§ **What you need to do**
Look over the lines below. Report each one that includes the string "який".

───── Material shown ─────

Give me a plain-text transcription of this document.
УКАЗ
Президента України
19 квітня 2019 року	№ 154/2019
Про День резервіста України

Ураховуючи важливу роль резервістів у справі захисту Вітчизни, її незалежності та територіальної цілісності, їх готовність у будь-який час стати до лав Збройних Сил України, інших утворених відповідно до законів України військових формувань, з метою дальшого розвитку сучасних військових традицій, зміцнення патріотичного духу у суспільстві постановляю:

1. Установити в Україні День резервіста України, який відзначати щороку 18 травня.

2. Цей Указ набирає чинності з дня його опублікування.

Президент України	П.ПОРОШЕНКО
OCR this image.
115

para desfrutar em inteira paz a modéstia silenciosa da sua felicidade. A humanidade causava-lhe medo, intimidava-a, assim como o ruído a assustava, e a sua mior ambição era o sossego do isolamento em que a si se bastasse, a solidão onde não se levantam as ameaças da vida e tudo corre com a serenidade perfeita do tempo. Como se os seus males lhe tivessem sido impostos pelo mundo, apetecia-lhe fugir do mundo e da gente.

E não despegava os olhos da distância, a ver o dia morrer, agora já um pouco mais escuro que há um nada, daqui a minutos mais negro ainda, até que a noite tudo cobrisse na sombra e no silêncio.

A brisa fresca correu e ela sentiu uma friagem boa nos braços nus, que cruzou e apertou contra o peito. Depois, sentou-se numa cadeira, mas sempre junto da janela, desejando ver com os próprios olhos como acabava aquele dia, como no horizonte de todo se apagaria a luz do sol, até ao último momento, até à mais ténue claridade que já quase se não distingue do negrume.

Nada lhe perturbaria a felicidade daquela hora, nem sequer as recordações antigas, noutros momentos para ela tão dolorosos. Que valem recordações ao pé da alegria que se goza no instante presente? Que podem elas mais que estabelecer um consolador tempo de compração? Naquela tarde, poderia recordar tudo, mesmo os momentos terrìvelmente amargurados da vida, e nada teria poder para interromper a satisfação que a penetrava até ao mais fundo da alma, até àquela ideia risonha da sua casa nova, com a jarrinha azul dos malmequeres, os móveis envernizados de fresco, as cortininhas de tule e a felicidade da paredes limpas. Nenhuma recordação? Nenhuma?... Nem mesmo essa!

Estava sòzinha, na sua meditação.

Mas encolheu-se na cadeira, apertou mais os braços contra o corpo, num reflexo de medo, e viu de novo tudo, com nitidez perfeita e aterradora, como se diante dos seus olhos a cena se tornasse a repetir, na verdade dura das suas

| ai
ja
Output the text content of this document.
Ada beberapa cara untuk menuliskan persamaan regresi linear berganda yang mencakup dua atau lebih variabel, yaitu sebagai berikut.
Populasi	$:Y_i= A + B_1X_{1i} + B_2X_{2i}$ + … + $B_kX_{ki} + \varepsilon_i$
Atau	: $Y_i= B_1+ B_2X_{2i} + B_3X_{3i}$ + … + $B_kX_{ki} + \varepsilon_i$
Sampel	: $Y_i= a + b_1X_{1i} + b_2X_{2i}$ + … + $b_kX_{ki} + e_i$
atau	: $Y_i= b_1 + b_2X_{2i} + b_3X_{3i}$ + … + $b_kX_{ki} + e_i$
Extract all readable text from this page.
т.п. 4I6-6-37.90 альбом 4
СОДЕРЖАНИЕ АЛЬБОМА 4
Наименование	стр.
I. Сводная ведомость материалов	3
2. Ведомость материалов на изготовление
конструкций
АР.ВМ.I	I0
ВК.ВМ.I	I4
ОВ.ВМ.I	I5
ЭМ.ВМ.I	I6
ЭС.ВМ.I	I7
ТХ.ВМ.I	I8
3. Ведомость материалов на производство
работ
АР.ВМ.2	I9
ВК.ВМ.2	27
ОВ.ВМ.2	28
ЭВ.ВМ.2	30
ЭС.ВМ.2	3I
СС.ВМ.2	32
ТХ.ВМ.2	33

─────

§ **Task result**
Ураховуючи важливу роль резервістів у справі захисту Вітчизни, її незалежності та територіальної цілісності, їх готовність у будь-який час стати до лав Збройних Сил України, інших утворених відповідно до законів України військових формувань, з метою дальшого розвитку сучасних військових традицій, зміцнення патріотичного духу у суспільстві постановляю:
1. Установити в Україні День резервіста України, який відзначати щороку 18 травня.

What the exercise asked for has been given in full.